## Direction
Will you give the material below again, every line exactly as it is?

===== Supplied data =====

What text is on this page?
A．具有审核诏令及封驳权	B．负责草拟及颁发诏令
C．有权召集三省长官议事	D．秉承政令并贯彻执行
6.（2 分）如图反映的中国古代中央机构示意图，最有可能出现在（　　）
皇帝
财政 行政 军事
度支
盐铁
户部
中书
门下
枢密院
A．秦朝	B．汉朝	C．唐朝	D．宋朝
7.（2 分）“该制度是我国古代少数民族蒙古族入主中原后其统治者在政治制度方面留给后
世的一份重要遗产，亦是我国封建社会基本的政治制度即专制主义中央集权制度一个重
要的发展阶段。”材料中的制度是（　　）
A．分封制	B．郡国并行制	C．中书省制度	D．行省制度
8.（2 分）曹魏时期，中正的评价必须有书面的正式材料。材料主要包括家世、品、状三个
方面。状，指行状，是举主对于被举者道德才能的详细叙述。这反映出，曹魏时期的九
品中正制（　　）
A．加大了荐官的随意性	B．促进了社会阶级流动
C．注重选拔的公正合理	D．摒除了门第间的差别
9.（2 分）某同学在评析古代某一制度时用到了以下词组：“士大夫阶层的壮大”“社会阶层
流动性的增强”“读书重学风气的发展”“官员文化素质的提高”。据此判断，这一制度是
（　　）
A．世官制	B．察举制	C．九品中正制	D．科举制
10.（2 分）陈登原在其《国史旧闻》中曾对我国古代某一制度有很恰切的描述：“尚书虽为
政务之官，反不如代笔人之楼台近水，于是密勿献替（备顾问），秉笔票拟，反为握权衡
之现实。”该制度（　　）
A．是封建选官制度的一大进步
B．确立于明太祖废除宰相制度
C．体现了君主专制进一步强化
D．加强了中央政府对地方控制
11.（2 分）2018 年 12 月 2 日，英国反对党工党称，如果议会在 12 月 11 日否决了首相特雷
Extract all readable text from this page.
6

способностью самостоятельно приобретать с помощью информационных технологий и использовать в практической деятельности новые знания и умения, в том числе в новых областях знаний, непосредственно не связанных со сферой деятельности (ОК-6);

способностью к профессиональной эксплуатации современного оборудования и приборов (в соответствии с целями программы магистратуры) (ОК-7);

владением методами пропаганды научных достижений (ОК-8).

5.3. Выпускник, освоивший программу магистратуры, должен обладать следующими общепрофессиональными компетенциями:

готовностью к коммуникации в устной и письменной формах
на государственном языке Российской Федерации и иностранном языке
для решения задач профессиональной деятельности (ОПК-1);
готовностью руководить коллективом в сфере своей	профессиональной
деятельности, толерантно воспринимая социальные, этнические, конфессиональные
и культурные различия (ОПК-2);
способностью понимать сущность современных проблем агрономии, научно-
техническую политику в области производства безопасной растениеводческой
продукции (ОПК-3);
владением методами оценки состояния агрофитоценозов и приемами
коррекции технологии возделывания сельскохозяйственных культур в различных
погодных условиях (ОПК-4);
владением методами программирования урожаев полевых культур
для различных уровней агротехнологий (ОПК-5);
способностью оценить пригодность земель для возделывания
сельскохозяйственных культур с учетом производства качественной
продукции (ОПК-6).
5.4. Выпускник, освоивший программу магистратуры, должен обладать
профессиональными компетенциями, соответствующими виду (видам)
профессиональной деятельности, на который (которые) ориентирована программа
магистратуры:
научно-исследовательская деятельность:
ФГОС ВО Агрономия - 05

=====

## Finished exercise
What text is on this page?
A．具有审核诏令及封驳权	B．负责草拟及颁发诏令
C．有权召集三省长官议事	D．秉承政令并贯彻执行
6.（2 分）如图反映的中国古代中央机构示意图，最有可能出现在（　　）
皇帝
财政 行政 军事
度支
盐铁
户部
中书
门下
枢密院
A．秦朝	B．汉朝	C．唐朝	D．宋朝
7.（2 分）“该制度是我国古代少数民族蒙古族入主中原后其统治者在政治制度方面留给后
世的一份重要遗产，亦是我国封建社会基本的政治制度即专制主义中央集权制度一个重
要的发展阶段。”材料中的制度是（　　）
A．分封制	B．郡国并行制	C．中书省制度	D．行省制度
8.（2 分）曹魏时期，中正的评价必须有书面的正式材料。材料主要包括家世、品、状三个
方面。状，指行状，是举主对于被举者道德才能的详细叙述。这反映出，曹魏时期的九
品中正制（　　）
A．加大了荐官的随意性	B．促进了社会阶级流动
C．注重选拔的公正合理	D．摒除了门第间的差别
9.（2 分）某同学在评析古代某一制度时用到了以下词组：“士大夫阶层的壮大”“社会阶层
流动性的增强”“读书重学风气的发展”“官员文化素质的提高”。据此判断，这一制度是
（　　）
A．世官制	B．察举制	C．九品中正制	D．科举制
10.（2 分）陈登原在其《国史旧闻》中曾对我国古代某一制度有很恰切的描述：“尚书虽为
政务之官，反不如代笔人之楼台近水，于是密勿献替（备顾问），秉笔票拟，反为握权衡
之现实。”该制度（　　）
A．是封建选官制度的一大进步
B．确立于明太祖废除宰相制度
C．体现了君主专制进一步强化
D．加强了中央政府对地方控制
11.（2 分）2018 年 12 月 2 日，英国反对党工党称，如果议会在 12 月 11 日否决了首相特雷
Extract all readable text from this page.
6

способностью самостоятельно приобретать с помощью информационных технологий и использовать в практической деятельности новые знания и умения, в том числе в новых областях знаний, непосредственно не связанных со сферой деятельности (ОК-6);

способностью к профессиональной эксплуатации современного оборудования и приборов (в соответствии с целями программы магистратуры) (ОК-7);

владением методами пропаганды научных достижений (ОК-8).

5.3. Выпускник, освоивший программу магистратуры, должен обладать следующими общепрофессиональными компетенциями:

готовностью к коммуникации в устной и письменной формах
на государственном языке Российской Федерации и иностранном языке
для решения задач профессиональной деятельности (ОПК-1);
готовностью руководить коллективом в сфере своей	профессиональной
деятельности, толерантно воспринимая социальные, этнические, конфессиональные
и культурные различия (ОПК-2);
способностью понимать сущность современных проблем агрономии, научно-
техническую политику в области производства безопасной растениеводческой
продукции (ОПК-3);
владением методами оценки состояния агрофитоценозов и приемами
коррекции технологии возделывания сельскохозяйственных культур в различных
погодных условиях (ОПК-4);
владением методами программирования урожаев полевых культур
для различных уровней агротехнологий (ОПК-5);
способностью оценить пригодность земель для возделывания
сельскохозяйственных культур с учетом производства качественной
продукции (ОПК-6).
5.4. Выпускник, освоивший программу магистратуры, должен обладать
профессиональными компетенциями, соответствующими виду (видам)
профессиональной деятельности, на который (которые) ориентирована программа
магистратуры:
научно-исследовательская деятельность:
ФГОС ВО Агрономия - 05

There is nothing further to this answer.